Scan the lines below for the string "Going" and copy every one that has it.
········
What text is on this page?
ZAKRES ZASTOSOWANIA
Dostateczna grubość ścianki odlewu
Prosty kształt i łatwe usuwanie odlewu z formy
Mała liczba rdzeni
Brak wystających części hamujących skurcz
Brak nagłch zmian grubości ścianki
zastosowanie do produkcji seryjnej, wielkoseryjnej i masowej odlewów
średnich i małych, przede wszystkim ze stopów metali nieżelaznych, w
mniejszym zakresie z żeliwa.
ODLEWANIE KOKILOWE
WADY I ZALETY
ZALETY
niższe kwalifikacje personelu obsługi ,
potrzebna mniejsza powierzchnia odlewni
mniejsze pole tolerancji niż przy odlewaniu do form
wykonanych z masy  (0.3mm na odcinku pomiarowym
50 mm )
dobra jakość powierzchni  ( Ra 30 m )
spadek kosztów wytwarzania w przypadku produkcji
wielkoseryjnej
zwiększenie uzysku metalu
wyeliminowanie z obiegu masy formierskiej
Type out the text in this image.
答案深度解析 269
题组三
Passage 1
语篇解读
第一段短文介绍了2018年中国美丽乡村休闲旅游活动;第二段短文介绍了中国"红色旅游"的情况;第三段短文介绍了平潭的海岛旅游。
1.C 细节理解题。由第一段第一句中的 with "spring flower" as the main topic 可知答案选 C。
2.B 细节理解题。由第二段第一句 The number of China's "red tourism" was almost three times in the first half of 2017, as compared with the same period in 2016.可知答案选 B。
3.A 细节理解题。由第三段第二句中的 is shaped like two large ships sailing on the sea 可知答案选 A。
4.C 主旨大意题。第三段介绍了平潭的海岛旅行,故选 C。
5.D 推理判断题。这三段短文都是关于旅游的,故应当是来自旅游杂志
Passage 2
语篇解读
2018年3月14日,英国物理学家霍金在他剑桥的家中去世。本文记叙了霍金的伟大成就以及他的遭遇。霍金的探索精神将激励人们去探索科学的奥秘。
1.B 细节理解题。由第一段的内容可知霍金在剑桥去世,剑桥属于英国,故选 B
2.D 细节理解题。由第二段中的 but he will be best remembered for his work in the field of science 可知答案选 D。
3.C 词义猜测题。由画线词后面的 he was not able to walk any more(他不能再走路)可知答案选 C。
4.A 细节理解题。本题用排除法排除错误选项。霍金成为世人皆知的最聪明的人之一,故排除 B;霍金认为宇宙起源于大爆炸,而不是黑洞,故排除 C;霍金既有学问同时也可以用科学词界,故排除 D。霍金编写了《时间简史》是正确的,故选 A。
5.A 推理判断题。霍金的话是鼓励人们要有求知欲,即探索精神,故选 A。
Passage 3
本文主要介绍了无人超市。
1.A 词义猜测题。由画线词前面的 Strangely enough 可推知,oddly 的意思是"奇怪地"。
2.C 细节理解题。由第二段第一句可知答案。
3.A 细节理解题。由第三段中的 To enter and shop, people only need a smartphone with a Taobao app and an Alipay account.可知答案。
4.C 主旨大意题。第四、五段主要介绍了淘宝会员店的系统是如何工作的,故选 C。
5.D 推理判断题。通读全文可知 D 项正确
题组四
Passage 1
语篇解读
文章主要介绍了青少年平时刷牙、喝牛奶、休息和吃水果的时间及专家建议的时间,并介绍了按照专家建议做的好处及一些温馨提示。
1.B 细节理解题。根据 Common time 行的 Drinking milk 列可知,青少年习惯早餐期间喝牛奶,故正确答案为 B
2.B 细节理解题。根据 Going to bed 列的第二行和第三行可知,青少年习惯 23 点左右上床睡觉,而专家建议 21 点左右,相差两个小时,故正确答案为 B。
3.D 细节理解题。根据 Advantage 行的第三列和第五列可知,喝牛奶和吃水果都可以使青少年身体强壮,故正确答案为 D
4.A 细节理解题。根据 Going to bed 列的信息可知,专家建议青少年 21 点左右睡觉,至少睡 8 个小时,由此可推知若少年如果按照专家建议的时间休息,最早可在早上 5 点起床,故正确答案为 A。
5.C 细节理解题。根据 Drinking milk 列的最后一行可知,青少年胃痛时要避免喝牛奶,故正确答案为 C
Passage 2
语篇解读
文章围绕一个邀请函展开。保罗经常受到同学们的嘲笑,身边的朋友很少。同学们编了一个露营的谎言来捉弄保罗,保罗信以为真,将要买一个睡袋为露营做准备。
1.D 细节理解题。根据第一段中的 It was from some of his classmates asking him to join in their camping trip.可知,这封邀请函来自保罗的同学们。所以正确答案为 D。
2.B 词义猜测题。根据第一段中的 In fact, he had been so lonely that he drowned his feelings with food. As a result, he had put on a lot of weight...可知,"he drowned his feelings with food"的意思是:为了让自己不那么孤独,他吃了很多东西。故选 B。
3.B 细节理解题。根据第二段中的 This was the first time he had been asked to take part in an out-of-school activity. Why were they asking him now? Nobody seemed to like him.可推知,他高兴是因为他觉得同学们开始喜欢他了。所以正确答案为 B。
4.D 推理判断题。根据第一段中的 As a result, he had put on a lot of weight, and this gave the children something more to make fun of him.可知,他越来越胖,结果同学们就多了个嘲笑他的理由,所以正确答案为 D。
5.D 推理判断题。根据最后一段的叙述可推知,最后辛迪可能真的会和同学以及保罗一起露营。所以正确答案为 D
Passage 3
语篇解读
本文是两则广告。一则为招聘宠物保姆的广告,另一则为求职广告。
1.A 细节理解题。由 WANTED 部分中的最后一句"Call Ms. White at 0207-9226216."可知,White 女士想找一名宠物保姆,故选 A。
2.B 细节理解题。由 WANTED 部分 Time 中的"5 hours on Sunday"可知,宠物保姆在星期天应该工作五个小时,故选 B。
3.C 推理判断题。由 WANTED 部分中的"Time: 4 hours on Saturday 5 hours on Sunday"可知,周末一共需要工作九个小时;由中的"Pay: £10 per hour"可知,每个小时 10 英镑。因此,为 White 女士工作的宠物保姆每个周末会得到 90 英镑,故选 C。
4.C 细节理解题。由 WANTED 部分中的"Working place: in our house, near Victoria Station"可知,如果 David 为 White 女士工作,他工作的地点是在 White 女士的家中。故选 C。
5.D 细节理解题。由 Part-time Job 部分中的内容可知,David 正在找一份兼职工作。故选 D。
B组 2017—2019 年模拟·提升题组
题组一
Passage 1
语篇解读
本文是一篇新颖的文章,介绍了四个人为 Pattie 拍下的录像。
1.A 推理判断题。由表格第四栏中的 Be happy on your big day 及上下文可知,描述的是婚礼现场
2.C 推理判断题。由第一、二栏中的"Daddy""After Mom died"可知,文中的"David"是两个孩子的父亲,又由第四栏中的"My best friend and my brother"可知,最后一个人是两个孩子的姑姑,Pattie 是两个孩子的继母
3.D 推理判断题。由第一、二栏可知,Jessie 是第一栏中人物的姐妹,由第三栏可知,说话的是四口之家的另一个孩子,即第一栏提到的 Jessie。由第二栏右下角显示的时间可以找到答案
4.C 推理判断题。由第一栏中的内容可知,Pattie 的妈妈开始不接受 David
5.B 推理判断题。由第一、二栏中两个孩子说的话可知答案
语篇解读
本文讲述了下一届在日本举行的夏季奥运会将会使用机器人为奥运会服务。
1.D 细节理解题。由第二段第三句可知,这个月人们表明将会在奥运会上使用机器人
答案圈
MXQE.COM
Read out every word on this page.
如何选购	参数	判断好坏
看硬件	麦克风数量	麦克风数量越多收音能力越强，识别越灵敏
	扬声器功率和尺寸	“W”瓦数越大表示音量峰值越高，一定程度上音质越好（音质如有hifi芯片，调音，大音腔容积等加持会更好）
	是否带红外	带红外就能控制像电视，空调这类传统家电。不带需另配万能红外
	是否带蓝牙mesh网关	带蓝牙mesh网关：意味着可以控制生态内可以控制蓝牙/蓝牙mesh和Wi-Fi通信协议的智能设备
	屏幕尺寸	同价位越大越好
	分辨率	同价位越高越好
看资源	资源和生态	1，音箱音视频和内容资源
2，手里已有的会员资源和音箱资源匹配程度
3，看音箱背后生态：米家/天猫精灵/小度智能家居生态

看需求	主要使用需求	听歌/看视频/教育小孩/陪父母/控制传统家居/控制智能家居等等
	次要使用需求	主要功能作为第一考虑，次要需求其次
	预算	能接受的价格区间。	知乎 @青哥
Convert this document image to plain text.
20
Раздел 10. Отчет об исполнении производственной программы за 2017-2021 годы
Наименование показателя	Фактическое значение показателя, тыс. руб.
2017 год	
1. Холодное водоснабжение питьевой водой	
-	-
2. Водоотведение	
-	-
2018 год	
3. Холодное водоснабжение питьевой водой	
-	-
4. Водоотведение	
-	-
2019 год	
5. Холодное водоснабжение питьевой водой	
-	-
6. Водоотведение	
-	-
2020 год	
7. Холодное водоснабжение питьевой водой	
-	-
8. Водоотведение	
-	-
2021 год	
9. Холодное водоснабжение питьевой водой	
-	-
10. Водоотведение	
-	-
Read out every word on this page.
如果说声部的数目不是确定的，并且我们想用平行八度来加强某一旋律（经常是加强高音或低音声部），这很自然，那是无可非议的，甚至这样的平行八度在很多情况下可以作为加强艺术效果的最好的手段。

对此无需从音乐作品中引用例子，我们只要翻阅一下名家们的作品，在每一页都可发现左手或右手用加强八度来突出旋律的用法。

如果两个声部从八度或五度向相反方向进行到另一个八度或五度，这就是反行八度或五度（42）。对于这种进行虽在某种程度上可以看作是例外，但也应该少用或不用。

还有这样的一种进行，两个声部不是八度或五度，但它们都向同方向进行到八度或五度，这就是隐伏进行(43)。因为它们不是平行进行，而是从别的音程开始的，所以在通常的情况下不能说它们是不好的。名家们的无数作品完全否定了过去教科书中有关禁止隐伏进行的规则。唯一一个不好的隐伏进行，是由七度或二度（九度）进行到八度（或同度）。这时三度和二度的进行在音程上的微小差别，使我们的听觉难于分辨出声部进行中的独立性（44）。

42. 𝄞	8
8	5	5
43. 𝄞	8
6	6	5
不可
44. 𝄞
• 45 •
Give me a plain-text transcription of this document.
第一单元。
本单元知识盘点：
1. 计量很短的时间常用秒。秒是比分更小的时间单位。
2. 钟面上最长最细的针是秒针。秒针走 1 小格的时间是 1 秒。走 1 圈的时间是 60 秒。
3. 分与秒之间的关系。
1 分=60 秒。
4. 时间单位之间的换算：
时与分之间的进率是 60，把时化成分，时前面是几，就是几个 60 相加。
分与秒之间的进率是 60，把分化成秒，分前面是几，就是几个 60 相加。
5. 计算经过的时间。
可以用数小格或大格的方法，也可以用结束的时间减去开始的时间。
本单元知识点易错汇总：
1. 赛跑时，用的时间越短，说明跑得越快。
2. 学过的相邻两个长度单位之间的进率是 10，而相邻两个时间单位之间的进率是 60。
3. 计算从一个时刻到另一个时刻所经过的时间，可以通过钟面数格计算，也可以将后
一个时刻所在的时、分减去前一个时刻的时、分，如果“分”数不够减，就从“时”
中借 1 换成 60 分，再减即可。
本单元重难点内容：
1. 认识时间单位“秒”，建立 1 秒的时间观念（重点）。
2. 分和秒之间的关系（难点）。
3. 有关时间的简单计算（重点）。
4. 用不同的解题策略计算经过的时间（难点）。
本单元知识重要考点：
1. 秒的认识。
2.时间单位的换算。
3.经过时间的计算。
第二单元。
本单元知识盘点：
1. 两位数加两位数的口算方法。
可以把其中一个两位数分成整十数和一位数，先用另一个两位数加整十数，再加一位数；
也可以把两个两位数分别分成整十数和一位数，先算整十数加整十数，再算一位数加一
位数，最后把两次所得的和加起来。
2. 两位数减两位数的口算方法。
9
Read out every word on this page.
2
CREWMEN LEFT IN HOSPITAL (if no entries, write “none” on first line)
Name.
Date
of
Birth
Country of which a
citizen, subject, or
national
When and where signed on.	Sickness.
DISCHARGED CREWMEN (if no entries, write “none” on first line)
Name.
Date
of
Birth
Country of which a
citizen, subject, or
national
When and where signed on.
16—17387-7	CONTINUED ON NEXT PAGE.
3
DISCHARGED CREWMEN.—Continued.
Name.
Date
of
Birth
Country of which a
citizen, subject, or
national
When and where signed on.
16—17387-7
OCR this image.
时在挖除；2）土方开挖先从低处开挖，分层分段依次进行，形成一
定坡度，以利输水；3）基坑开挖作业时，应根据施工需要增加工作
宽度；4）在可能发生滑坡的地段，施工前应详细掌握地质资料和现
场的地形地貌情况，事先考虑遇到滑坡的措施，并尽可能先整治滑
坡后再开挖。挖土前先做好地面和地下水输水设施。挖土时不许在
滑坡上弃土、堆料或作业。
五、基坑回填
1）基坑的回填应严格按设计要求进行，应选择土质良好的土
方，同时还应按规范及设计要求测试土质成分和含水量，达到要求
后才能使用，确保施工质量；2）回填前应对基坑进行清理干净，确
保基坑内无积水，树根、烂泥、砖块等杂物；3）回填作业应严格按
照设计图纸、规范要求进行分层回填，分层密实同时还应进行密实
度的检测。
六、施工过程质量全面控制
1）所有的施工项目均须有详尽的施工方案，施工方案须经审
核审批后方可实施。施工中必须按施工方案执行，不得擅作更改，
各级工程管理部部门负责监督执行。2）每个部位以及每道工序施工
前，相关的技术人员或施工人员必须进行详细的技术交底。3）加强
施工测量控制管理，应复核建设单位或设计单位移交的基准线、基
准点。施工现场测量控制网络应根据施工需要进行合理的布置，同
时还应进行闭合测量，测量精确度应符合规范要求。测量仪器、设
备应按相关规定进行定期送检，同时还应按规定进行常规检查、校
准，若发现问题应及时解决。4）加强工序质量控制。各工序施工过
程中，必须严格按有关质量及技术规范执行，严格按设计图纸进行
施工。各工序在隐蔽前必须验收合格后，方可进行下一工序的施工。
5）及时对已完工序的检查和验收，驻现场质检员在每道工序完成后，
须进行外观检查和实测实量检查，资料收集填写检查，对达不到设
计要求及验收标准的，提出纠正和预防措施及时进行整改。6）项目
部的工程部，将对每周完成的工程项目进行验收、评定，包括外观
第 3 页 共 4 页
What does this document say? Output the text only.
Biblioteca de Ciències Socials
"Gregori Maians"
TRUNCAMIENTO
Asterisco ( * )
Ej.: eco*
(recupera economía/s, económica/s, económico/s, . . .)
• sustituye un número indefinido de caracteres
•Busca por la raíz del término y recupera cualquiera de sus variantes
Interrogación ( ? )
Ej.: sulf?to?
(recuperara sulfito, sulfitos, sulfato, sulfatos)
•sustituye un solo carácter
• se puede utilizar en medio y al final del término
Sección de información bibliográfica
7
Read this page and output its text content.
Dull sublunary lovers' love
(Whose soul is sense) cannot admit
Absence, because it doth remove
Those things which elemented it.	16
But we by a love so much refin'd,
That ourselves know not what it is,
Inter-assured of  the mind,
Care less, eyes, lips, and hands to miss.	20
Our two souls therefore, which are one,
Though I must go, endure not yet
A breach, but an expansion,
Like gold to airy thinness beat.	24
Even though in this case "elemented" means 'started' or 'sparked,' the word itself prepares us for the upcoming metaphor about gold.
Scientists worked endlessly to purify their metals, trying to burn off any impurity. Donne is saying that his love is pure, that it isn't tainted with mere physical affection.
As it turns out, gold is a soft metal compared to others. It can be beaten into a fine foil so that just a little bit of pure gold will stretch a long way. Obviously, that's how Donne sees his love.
········
*Response to this exercise:*
2.B 细节理解题。根据 Going to bed 列的第二行和第三行可知,青少年习惯 23 点左右上床睡觉,而专家建议 21 点左右,相差两个小时,故正确答案为 B。
4.A 细节理解题。根据 Going to bed 列的信息可知,专家建议青少年 21 点左右睡觉,至少睡 8 个小时,由此可推知若少年如果按照专家建议的时间休息,最早可在早上 5 点起床,故正确答案为 A。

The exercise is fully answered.